---- Source

- Liberation of Bostan (codenamed Operation Tariq al-Quds): Part of Iran–Iraq War
| Date | 29 November – 7 December 1981 (1 week and 1 day) |
| Location | Dasht-e-Azadegan, Bostan and west of Susangerd, in Khuzestan, South-West Iran |
| Result | Iranian victory |
| Territorial changes | Iran retakes Bostan area (800 km^{2}). Iran also retakes Chazabeh border checkpoint, reaching Hawizeh Marshes, threatening to cut off Iraqi forces at Susangerd. |

Belligerents
- Iraq: Iran

Commanders and leaders
- Saddam Hussein (President of Iraq): Hossein Kharrazi Mohammad Boroujerdi Gholam Ali Rashid Massoud Monfared Niyaki

Strength
- Unknown: ≈20,000 60 tanks

Casualties and losses
- 1,500–2,500 killed 170 tanks and APCs, 200 vehicles, 13 aircraft, 4 helicopters destroyed. 15 tanks and APCs, 250 vehicles, 30 anti-aircraft pieces, 19 artillery pieces, 12 loaders and bulldozers captured.: 2,500–6,000 killed Dozens of armored vehicles Several AH-1J Cobra helicopters

= Operation Tariq al-Quds =

1981 Iran–Iraq War operation

The Liberation of Bostan, that codenamed Operation Tariq al-Quds (عملیات طریق القدس, meaning "Operation Path to Jerusalem") was a military operation launched by Iran during the Iran–Iraq War to free Bostan in the Khuzestan province. It was fought from 29 November to 7 December 1981 and was carried out jointly by the Iranian Army and the Islamic Revolutionary Guard Corps (IRGC).

The operation resulted in the liberation of Bostan and 70 villages. The news of Bostan's liberation was the first such news released during the war. It was labeled by Ayatollah Khomeini, Iran's leader at the time, as "the victory of victories".

== Before the battle ==
Iran initially tried to regain control over Bostan in August 1981 but was not successful.

=== Operation planning ===
The operation was designed by two independent groups affiliated with IRGC and the Iranian army, respectively under the supervision of Mohsen Rezaei and Ali Sayyad Shirazi. The planning groups selected Dashte-e Azadegan zone for the operation, where Iranian troops would require less forces and equipment for victory. Moreover, the area included the Chazabeh border terminal, whose capture could divide the Iraqi forces located in the north and south of Khuzestan province. More reconnaissance was then carried out before the operation.

--------

- Required actions
(A) For each statement about the liberation of Bostan, decide whether it agrees with the passage. Answer yes or no, and quote the words from the passage that decide it.
(i) The Iranian Army and the Islamic Revolutionary Guard Corps conducted the operation together.
(ii) Iran's attempt to retake Bostan in August 1981 succeeded.
(iii) The operation freed Bostan along with 50 villages.
(B) Write out the passage on the liberation of Bostan word for word, starting at "The Liberation of Bostan, that" and ending at "was not successful.".
(C) Write what comes next in the passage on the liberation of Bostan, picking up after its final sentence.
The listing after this point comes from a separate, unrelated source.

---- Supplied material

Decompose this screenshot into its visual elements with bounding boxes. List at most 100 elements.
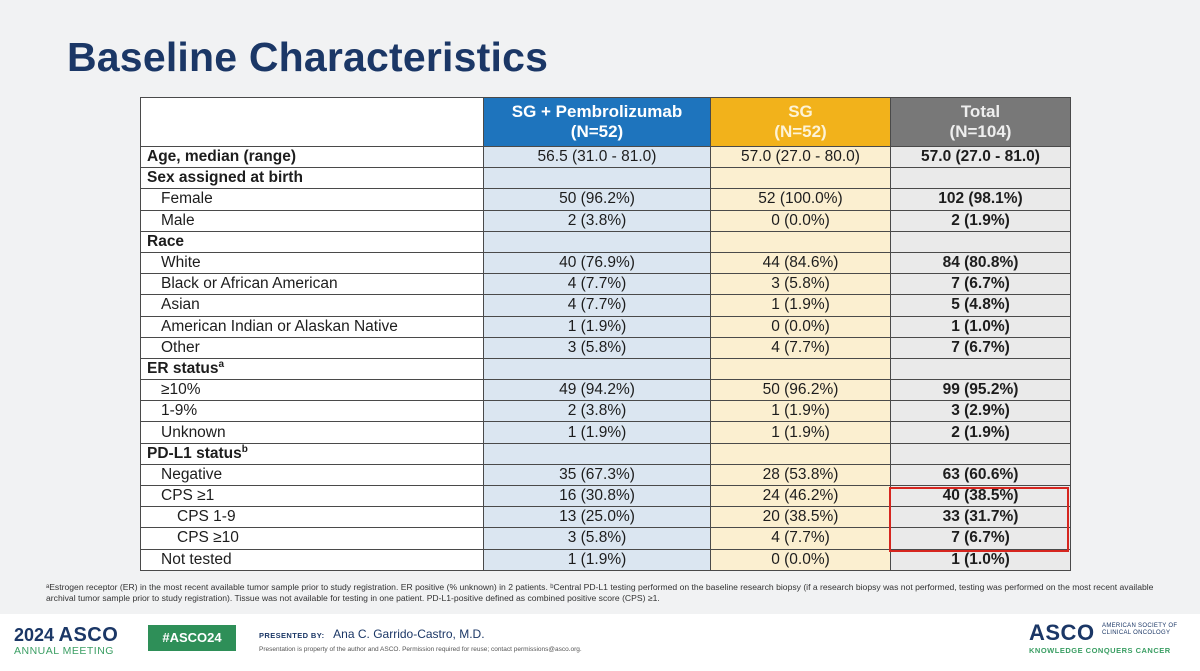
table-row: Female 50 (96.2%) 52 (100.0%) 102 (98.1%)	[140, 188, 1071, 211]
cell-total: 5 (4.8%)	[890, 294, 1071, 317]
cell-sg-pembrolizumab	[483, 167, 711, 190]
cell-sg: 44 (84.6%)	[710, 251, 891, 275]
cell-sg-pembrolizumab	[483, 357, 711, 381]
presenter-name: Ana C. Garrido-Castro, M.D.	[333, 627, 485, 641]
table-row: CPS ≥10 3 (5.8%) 4 (7.7%) 7 (6.7%)	[140, 527, 1071, 550]
row-label-text: White	[161, 254, 201, 272]
cell-total	[890, 167, 1071, 190]
asco-brand: ASCO	[1029, 620, 1095, 645]
table-row: American Indian or Alaskan Native 1 (1.9%…	[140, 315, 1071, 338]
header-blank-cell	[140, 97, 484, 147]
cell-sg-pembrolizumab: 1 (1.9%)	[483, 421, 711, 444]
row-label: Unknown	[140, 421, 484, 444]
row-label: Negative	[140, 463, 484, 487]
row-label: CPS 1-9	[140, 506, 484, 529]
cell-total: 99 (95.2%)	[890, 379, 1071, 402]
table-row: Other 3 (5.8%) 4 (7.7%) 7 (6.7%)	[140, 336, 1071, 359]
cell-sg-pembrolizumab: 50 (96.2%)	[483, 188, 711, 211]
meeting-year: 2024	[14, 625, 55, 645]
row-label: Not tested	[140, 548, 484, 571]
row-label: Age, median (range)	[140, 145, 484, 169]
row-label-text: CPS ≥1	[161, 487, 215, 505]
row-label-text: Black or African American	[161, 275, 338, 293]
cell-sg-pembrolizumab: 2 (3.8%)	[483, 209, 711, 232]
cell-sg: 4 (7.7%)	[710, 527, 891, 550]
cell-sg: 24 (46.2%)	[710, 484, 891, 508]
asco-logo: ASCO AMERICAN SOCIETY OF CLINICAL ONCOLO…	[1029, 620, 1177, 655]
cell-total	[890, 442, 1071, 465]
cell-sg: 0 (0.0%)	[710, 315, 891, 338]
table-row: 1-9% 2 (3.8%) 1 (1.9%) 3 (2.9%)	[140, 400, 1071, 423]
meeting-sub: ANNUAL MEETING	[14, 645, 114, 657]
row-label: Race	[140, 230, 484, 253]
cell-sg: 1 (1.9%)	[710, 400, 891, 423]
asco-society-line2: CLINICAL ONCOLOGY	[1102, 630, 1171, 636]
cell-sg-pembrolizumab	[483, 442, 711, 465]
row-label-text: Female	[161, 190, 213, 208]
footnote: ᵃEstrogen receptor (ER) in the most rece…	[46, 582, 1154, 603]
cell-sg-pembrolizumab: 3 (5.8%)	[483, 527, 711, 550]
cell-sg-pembrolizumab: 1 (1.9%)	[483, 548, 711, 571]
row-label-text: Other	[161, 338, 200, 356]
row-label: American Indian or Alaskan Native	[140, 315, 484, 338]
row-label-text: Sex assigned at birth	[147, 169, 303, 187]
row-label-text: CPS ≥10	[177, 529, 239, 547]
cell-total: 102 (98.1%)	[890, 188, 1071, 211]
cell-sg: 57.0 (27.0 - 80.0)	[710, 145, 891, 169]
cell-sg-pembrolizumab: 35 (67.3%)	[483, 463, 711, 487]
row-label: ER statusa	[140, 357, 484, 381]
cell-sg	[710, 357, 891, 381]
table-row: Black or African American 4 (7.7%) 3 (5.8%…	[140, 273, 1071, 296]
cell-sg: 1 (1.9%)	[710, 421, 891, 444]
header-col-name: Total	[960, 102, 1001, 121]
row-label-text: ER status	[147, 359, 219, 377]
cell-sg-pembrolizumab: 4 (7.7%)	[483, 273, 711, 296]
asco-annual-meeting-logo: 2024 ASCO ANNUAL MEETING	[14, 624, 118, 657]
row-label: Black or African American	[140, 273, 484, 296]
table-row: CPS 1-9 13 (25.0%) 20 (38.5%) 33 (31.7%)	[140, 506, 1071, 529]
cell-sg	[710, 442, 891, 465]
table-row: Not tested 1 (1.9%) 0 (0.0%) 1 (1.0%)	[140, 548, 1071, 571]
table-row: Race	[140, 230, 1071, 253]
cell-sg: 4 (7.7%)	[710, 336, 891, 359]
row-label: 1-9%	[140, 400, 484, 423]
cell-sg	[710, 230, 891, 253]
cell-sg-pembrolizumab: 56.5 (31.0 - 81.0)	[483, 145, 711, 169]
row-label: Asian	[140, 294, 484, 317]
cell-sg: 0 (0.0%)	[710, 548, 891, 571]
cell-total: 63 (60.6%)	[890, 463, 1071, 487]
row-label-text: Not tested	[161, 550, 232, 568]
row-label-text: CPS 1-9	[177, 508, 236, 526]
header-sg-pembrolizumab: SG + Pembrolizumab (N=52)	[483, 97, 711, 147]
cell-sg: 20 (38.5%)	[710, 506, 891, 529]
header-col-name: SG	[788, 102, 813, 121]
table-row: Unknown 1 (1.9%) 1 (1.9%) 2 (1.9%)	[140, 421, 1071, 444]
header-sg: SG (N=52)	[710, 97, 891, 147]
footnote-marker: b	[241, 443, 248, 455]
row-label-text: Negative	[161, 465, 223, 483]
cell-sg-pembrolizumab: 1 (1.9%)	[483, 315, 711, 338]
asco-society-line1: AMERICAN SOCIETY OF	[1102, 623, 1178, 629]
header-col-n: (N=52)	[570, 122, 624, 141]
row-label: Male	[140, 209, 484, 232]
cell-total: 3 (2.9%)	[890, 400, 1071, 423]
cell-sg: 50 (96.2%)	[710, 379, 891, 402]
asco-tagline: KNOWLEDGE CONQUERS CANCER	[1029, 646, 1171, 655]
meeting-brand: ASCO	[58, 624, 119, 646]
table-row: White 40 (76.9%) 44 (84.6%) 84 (80.8%)	[140, 251, 1071, 275]
cell-total	[890, 357, 1071, 381]
cell-total: 7 (6.7%)	[890, 527, 1071, 550]
footnote-marker: a	[218, 358, 225, 370]
cell-sg: 28 (53.8%)	[710, 463, 891, 487]
cell-sg-pembrolizumab: 3 (5.8%)	[483, 336, 711, 359]
table-row: Male 2 (3.8%) 0 (0.0%) 2 (1.9%)	[140, 209, 1071, 232]
table-row: Negative 35 (67.3%) 28 (53.8%) 63 (60.6%)	[140, 463, 1071, 487]
row-label-text: PD-L1 status	[147, 444, 242, 462]
cell-total: 7 (6.7%)	[890, 273, 1071, 296]
table-header-row: SG + Pembrolizumab (N=52) SG (N=52) Tota…	[140, 97, 1071, 147]
row-label-text: 1-9%	[161, 402, 198, 420]
baseline-table: SG + Pembrolizumab (N=52) SG (N=52) Tota…	[140, 97, 1071, 571]
header-col-name: SG + Pembrolizumab	[511, 102, 683, 121]
cell-sg-pembrolizumab: 4 (7.7%)	[483, 294, 711, 317]
row-label: Female	[140, 188, 484, 211]
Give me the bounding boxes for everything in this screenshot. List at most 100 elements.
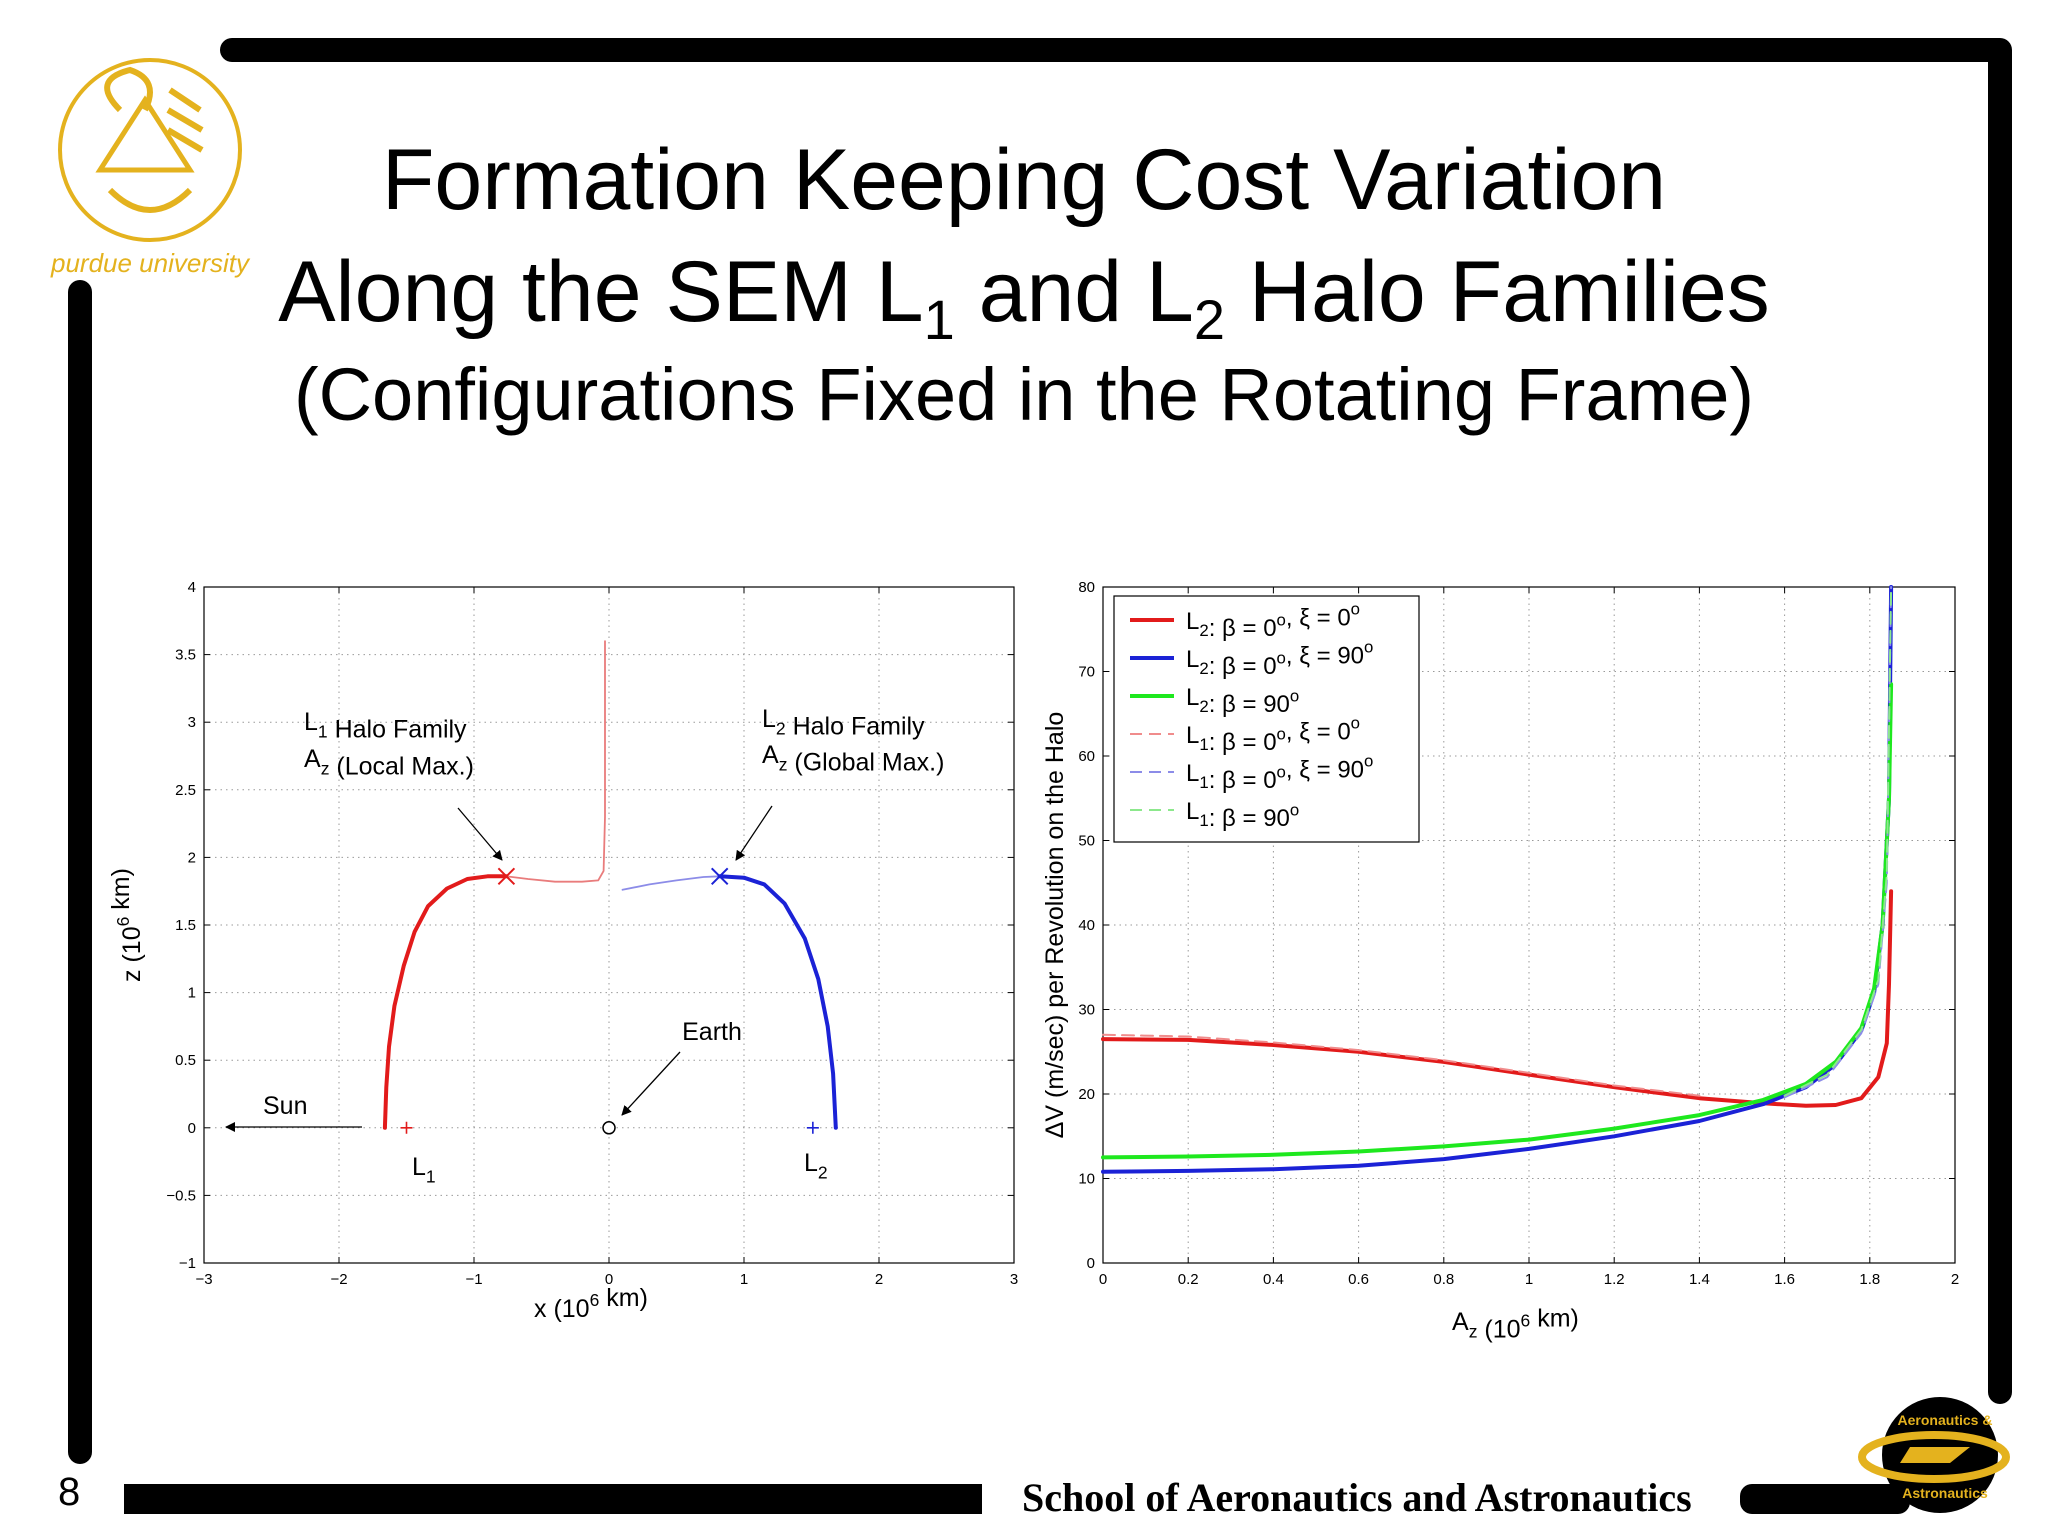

--------

- Set of answers
(A)
(i) Yes: "was carried out jointly by the Iranian Army and the Islamic Revolutionary Guard Corps (IRGC)"
(ii) No: "Iran initially tried to regain control over Bostan in August 1981 but was not successful."
(iii) No: "The operation resulted in the liberation of Bostan and 70 villages."

(B)
The Liberation of Bostan, that codenamed Operation Tariq al-Quds (عملیات طریق القدس, meaning "Operation Path to Jerusalem") was a military operation launched by Iran during the Iran–Iraq War to free Bostan in the Khuzestan province. It was fought from 29 November to 7 December 1981 and was carried out jointly by the Iranian Army and the Islamic Revolutionary Guard Corps (IRGC).

The operation resulted in the liberation of Bostan and 70 villages. The news of Bostan's liberation was the first such news released during the war. It was labeled by Ayatollah Khomeini, Iran's leader at the time, as "the victory of victories".

== Before the battle ==
Iran initially tried to regain control over Bostan in August 1981 but was not successful.

(C)
=== Reconnaissance ===
The reconnaissance operations were carried out under the observation of Hassan Baqeri. According to one of the reconnaissance forces, the Iraqi troops in the operation zone were watched on an hourly basis. After reviewing the reports issued by the operation intelligence unit, Baqeri advised the attack be conducted via Chazabeh, which was a sandy and impassable route. The suggestion was rejected initially by army commanders, but was later accepted. To increase the possibility of victory, Jihad of Construction constructed a 9 km road, allowing a substantial number of the Iranian troops on the northern flank of the Iraqi defenses.

==The battle==
The operation was launched on 29 November 1981 and lasted more than a week. Sixty tanks and 20,000 soldiers were dispatched towards Bostan for the operation. The Iranians used human wave attacks in their offensive for the first time in the war. Around 13,000 Iranian troops fought in the operation, more than half of which were IRGC forces. During the operation, Iran lost 6,000 troops, more than twice as many men as the Iraqis (2,500). However, the attrition rate was in Iran's favor, as it was able to eliminate an important supply route. This was critical because Iraq did not have enough soldiers for a long front line. After almost 36 hours, the Iranian troops retook Bostan and repelled the Iraqi forces away towards the west by several kilometers.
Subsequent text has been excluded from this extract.